- Records shown -
::::::

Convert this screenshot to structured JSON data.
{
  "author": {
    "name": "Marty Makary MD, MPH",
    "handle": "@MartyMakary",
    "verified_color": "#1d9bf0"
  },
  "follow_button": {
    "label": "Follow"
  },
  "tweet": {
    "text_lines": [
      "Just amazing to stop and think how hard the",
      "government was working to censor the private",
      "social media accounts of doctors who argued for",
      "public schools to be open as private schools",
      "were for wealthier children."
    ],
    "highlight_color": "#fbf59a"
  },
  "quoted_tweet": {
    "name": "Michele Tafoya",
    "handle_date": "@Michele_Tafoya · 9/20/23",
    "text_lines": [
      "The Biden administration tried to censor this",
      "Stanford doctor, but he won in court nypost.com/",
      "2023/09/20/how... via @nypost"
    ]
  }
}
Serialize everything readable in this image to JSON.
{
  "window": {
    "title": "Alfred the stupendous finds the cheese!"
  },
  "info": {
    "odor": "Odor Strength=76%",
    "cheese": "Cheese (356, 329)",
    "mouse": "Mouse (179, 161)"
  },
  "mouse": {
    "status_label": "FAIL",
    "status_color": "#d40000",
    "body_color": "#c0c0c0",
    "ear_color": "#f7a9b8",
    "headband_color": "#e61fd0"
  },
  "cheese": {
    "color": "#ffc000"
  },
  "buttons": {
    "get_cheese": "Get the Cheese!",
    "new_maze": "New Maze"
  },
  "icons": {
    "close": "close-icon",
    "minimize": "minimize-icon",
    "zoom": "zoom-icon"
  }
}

::::::

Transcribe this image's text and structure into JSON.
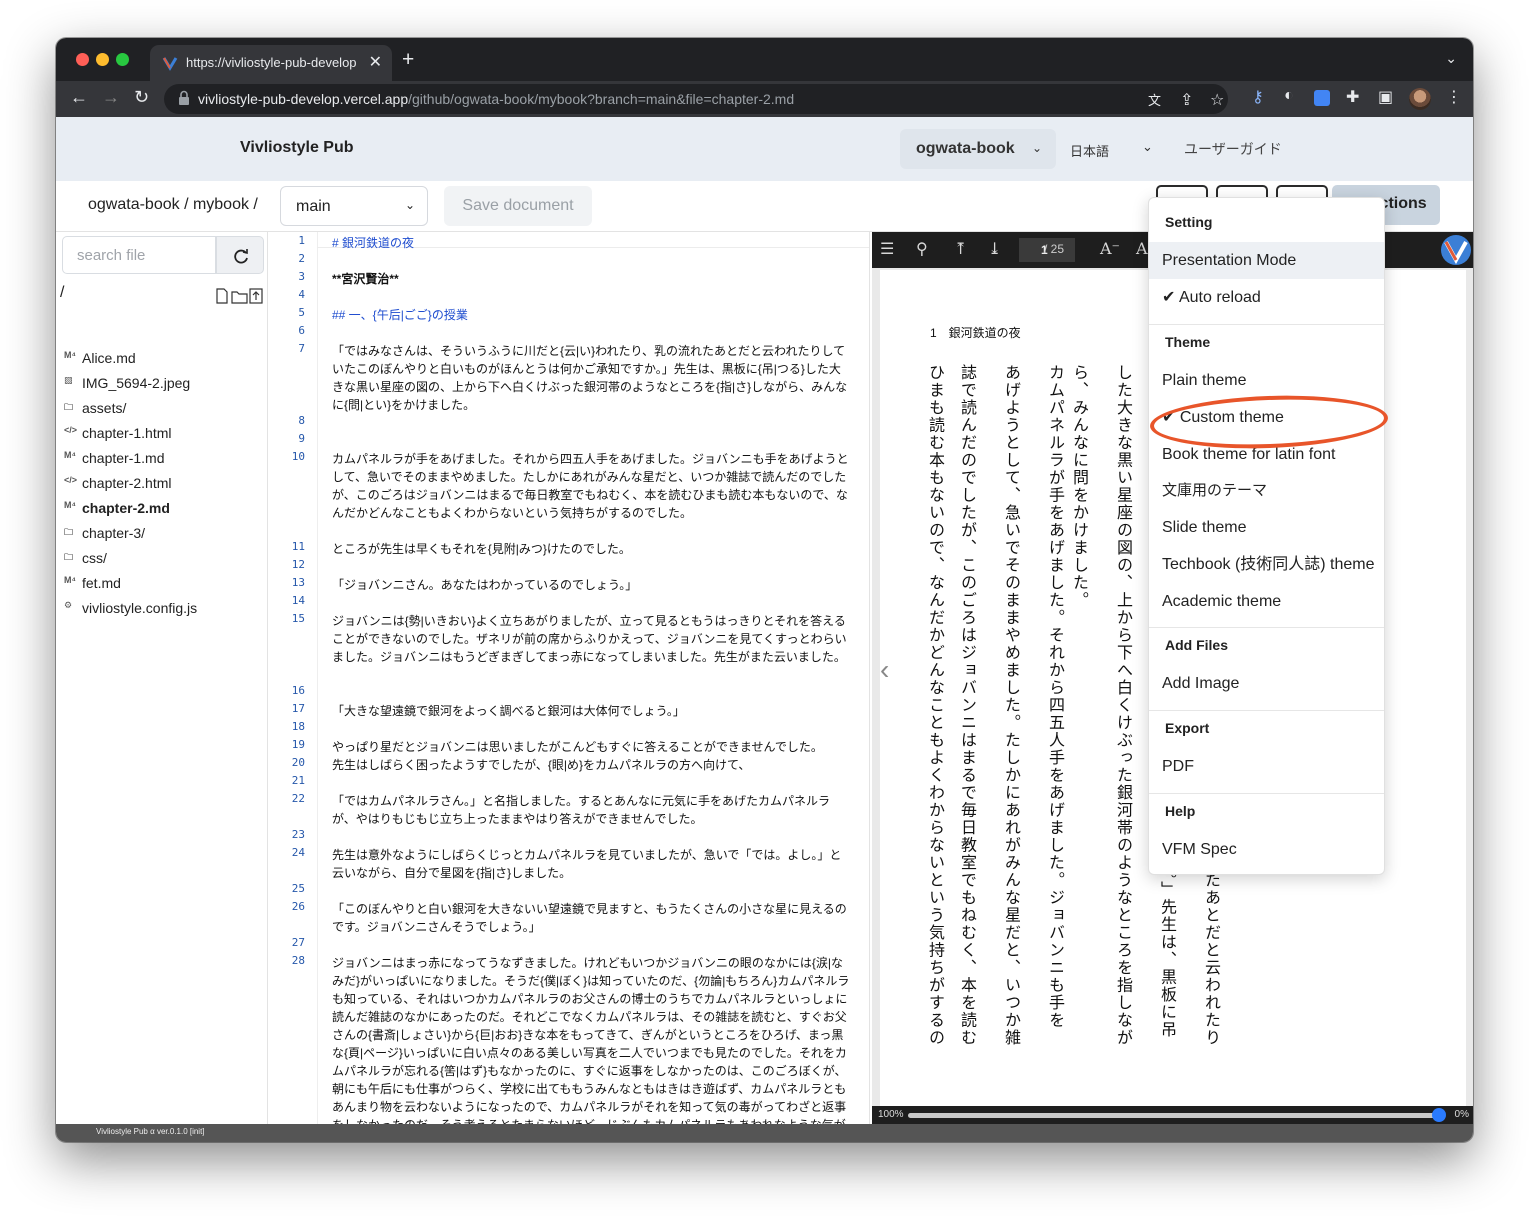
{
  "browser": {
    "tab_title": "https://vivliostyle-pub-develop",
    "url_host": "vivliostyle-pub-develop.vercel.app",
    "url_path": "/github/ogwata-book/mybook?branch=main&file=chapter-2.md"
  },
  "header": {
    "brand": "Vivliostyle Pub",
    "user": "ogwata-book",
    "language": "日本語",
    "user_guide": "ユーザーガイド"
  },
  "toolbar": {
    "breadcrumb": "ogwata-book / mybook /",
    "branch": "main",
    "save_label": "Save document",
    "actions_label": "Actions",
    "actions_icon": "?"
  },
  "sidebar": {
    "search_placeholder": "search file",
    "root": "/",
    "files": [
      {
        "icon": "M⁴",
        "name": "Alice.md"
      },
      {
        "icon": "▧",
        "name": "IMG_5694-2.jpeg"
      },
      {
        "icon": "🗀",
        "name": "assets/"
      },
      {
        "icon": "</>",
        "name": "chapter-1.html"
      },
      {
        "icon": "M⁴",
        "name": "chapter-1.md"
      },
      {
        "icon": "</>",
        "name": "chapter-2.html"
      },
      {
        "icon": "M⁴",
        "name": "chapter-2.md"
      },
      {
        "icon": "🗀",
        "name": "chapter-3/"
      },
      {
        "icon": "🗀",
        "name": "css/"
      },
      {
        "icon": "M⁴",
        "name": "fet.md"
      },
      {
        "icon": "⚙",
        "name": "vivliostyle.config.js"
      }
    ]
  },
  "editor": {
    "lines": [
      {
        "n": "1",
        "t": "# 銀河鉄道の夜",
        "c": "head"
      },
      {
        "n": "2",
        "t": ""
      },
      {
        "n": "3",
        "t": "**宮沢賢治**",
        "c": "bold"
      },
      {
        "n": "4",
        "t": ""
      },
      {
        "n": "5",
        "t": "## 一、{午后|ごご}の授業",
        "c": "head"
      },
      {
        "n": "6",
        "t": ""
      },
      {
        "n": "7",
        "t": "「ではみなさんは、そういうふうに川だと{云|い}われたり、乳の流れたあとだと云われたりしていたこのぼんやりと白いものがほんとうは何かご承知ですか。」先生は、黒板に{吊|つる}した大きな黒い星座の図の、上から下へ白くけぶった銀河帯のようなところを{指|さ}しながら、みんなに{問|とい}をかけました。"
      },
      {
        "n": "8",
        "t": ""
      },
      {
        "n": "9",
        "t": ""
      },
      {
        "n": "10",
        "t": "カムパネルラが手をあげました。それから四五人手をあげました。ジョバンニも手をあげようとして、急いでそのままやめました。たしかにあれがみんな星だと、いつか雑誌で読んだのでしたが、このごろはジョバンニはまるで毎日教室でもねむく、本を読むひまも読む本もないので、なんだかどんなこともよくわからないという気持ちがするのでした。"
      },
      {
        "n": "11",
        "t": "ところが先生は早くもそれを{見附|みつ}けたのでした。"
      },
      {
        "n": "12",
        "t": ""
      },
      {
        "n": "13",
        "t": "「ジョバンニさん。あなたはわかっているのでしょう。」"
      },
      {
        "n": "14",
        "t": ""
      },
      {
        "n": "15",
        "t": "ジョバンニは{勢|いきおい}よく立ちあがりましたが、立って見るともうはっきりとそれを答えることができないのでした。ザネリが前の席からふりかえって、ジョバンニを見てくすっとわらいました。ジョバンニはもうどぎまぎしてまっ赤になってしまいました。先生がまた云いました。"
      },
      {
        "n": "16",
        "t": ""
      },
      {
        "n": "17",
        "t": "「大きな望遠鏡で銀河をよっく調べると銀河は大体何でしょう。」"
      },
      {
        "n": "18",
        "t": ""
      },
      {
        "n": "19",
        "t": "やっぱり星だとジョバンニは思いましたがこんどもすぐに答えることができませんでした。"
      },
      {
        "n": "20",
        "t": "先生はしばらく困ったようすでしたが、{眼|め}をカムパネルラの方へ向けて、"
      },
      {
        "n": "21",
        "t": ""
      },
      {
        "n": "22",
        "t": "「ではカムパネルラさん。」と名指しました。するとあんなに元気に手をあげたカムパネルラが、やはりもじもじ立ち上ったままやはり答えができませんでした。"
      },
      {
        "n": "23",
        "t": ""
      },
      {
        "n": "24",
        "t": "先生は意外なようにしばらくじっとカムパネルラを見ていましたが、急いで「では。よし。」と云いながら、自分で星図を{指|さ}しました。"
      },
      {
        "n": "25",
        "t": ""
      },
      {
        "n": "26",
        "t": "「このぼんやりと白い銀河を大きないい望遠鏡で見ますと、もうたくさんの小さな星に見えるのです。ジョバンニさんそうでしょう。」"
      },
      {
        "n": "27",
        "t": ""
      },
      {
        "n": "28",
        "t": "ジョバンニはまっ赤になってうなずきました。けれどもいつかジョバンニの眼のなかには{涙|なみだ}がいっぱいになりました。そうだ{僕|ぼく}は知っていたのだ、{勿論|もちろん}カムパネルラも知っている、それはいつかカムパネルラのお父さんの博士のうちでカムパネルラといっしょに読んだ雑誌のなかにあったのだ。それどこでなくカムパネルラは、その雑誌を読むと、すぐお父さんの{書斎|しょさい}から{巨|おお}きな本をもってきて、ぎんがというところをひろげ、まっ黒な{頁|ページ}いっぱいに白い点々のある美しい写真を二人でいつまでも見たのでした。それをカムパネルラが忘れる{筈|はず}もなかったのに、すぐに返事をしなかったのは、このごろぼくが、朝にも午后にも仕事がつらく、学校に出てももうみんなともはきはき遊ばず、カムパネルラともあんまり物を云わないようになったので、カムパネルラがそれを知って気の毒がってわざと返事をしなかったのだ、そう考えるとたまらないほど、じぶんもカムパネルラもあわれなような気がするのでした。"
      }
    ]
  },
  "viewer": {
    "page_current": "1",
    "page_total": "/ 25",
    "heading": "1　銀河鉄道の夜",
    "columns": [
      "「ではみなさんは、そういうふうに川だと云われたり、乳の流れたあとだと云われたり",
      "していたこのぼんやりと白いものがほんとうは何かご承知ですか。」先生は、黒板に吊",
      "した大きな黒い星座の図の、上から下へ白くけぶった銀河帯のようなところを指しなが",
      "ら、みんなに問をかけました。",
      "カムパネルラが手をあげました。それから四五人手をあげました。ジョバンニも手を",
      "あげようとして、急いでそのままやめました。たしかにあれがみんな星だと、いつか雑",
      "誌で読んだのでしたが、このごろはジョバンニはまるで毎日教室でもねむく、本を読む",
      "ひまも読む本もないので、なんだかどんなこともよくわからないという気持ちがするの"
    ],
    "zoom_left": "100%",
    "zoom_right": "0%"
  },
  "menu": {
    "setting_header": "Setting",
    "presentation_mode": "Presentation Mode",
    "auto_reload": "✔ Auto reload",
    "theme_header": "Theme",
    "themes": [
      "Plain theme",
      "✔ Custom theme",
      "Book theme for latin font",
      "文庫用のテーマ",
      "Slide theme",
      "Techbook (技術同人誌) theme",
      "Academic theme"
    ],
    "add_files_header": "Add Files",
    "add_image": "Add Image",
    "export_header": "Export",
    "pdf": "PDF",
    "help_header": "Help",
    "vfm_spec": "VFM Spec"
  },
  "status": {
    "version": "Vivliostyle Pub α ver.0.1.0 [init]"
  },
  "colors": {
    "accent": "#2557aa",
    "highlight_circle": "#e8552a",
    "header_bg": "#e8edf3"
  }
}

::::::

- Your goal -
Copy every single line of the material above that holds "JSON".

- Solution for this task -
Convert this screenshot to structured JSON data.
Serialize everything readable in this image to JSON.
Transcribe this image's text and structure into JSON.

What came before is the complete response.